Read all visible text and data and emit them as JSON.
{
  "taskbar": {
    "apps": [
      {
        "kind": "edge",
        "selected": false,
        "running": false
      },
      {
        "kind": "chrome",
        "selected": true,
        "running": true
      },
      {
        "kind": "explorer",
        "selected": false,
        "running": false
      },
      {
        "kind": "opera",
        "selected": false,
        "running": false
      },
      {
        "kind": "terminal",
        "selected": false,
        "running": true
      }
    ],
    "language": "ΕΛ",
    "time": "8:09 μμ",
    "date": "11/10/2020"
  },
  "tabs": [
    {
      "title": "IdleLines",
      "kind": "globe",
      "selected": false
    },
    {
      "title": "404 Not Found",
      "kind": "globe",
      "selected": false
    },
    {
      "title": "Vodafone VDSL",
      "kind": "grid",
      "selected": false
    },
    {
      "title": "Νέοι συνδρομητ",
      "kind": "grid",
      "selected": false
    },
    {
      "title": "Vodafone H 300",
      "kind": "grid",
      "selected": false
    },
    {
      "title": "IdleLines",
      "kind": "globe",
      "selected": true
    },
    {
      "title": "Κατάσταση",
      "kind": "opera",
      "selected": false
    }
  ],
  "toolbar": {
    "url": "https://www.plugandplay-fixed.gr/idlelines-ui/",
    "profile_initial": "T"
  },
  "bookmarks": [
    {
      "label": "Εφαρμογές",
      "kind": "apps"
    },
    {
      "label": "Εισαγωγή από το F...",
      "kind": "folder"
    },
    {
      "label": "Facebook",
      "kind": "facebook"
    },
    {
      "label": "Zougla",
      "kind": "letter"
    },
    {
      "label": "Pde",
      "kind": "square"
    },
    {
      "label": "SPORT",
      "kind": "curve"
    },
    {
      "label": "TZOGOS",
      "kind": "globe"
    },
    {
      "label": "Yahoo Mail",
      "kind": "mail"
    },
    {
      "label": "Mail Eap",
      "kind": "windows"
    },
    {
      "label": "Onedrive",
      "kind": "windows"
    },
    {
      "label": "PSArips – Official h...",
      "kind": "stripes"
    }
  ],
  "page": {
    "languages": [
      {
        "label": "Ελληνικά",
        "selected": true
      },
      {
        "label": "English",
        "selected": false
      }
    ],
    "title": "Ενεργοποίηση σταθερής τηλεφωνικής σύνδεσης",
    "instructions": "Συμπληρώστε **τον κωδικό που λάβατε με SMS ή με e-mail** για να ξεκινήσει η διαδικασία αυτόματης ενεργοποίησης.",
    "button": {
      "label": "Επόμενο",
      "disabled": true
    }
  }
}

+ + +

**The problem**
Return each line of the data that contains the string "title".

**Solution to this task**
      "title": "IdleLines",
      "title": "404 Not Found",
      "title": "Vodafone VDSL",
      "title": "Νέοι συνδρομητ",
      "title": "Vodafone H 300",
      "title": "IdleLines",
      "title": "Κατάσταση",
    "title": "Ενεργοποίηση σταθερής τηλεφωνικής σύνδεσης",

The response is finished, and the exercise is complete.